== Stored data
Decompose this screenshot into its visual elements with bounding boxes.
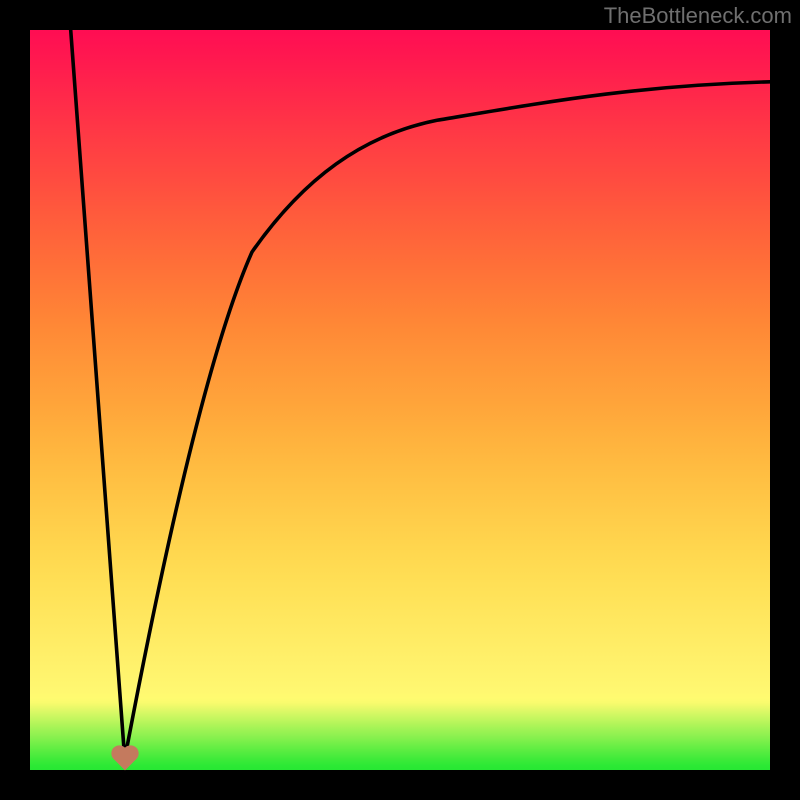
====
== Stored data
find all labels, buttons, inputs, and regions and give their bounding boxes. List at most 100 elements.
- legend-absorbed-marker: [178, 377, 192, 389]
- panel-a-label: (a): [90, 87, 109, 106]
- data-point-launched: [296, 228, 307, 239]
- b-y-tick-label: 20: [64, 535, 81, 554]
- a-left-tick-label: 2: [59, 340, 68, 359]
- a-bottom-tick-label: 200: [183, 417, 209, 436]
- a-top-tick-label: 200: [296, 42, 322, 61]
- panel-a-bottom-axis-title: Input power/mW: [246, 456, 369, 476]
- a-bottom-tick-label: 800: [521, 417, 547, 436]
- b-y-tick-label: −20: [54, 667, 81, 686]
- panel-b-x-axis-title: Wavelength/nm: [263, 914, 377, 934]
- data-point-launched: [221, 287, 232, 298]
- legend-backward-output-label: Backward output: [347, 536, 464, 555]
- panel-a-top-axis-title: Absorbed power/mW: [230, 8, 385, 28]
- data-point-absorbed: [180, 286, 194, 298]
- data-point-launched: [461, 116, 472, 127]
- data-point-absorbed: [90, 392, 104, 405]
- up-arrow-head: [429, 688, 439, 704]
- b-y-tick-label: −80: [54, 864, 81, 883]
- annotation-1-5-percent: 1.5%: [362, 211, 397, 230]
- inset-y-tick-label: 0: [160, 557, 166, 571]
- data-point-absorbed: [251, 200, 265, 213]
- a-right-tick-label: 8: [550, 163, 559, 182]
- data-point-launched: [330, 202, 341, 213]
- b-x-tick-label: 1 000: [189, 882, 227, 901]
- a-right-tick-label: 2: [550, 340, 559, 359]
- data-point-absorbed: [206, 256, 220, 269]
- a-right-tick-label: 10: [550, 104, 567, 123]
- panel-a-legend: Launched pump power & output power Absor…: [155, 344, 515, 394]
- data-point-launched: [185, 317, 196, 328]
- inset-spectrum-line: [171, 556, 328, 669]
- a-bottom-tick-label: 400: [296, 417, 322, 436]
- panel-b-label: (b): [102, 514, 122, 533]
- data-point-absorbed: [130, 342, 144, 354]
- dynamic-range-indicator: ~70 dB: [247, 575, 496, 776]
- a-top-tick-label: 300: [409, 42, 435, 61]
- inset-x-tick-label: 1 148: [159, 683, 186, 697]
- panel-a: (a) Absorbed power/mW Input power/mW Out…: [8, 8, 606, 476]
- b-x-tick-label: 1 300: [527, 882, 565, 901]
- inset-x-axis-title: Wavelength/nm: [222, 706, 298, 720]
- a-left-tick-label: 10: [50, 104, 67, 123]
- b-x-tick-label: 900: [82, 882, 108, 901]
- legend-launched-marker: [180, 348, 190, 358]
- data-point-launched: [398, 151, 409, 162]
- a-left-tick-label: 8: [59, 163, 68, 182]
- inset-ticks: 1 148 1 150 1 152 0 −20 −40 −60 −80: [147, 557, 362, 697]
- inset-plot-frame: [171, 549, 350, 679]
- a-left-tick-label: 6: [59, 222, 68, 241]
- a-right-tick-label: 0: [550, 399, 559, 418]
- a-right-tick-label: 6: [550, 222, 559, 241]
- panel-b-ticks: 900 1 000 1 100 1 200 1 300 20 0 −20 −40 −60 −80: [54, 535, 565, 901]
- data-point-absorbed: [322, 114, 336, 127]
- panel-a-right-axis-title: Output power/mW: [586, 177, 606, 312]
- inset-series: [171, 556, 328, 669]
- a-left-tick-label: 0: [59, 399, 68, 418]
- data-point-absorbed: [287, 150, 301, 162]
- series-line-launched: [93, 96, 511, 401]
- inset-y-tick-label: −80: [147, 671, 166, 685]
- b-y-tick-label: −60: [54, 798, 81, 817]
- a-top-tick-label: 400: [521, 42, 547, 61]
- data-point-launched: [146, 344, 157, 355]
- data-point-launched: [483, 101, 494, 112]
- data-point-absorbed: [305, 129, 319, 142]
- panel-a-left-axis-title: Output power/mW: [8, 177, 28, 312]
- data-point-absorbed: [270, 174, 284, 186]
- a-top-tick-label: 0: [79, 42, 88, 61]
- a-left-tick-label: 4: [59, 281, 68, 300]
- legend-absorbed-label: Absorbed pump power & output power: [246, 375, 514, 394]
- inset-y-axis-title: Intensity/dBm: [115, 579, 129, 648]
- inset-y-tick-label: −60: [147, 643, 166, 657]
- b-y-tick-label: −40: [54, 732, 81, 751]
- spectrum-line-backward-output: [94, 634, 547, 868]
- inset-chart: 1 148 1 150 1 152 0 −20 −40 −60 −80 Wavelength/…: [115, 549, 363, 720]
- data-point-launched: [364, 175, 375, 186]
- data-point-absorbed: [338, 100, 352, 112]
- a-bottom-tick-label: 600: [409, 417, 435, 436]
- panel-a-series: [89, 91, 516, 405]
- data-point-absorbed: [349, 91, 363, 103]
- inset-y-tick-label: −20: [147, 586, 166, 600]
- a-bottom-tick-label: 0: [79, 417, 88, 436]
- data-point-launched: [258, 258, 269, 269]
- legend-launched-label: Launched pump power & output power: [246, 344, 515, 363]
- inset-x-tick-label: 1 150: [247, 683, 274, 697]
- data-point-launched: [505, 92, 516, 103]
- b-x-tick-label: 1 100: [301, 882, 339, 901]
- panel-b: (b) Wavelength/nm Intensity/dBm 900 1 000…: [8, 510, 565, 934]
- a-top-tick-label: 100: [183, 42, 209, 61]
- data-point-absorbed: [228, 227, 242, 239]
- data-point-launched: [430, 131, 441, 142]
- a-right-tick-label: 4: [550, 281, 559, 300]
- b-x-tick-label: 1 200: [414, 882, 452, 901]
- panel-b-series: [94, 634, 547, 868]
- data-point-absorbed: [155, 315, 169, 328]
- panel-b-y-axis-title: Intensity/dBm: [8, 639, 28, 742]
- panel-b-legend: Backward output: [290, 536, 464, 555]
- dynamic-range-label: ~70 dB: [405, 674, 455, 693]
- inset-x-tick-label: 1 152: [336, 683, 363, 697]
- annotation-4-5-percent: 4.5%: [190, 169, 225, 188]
====
* _Problem to work on_: Which lines in the items above contain the string "range"? Copy each of them.

* _Output of the task_:
- dynamic-range-indicator: ~70 dB: [247, 575, 496, 776]
- dynamic-range-label: ~70 dB: [405, 674, 455, 693]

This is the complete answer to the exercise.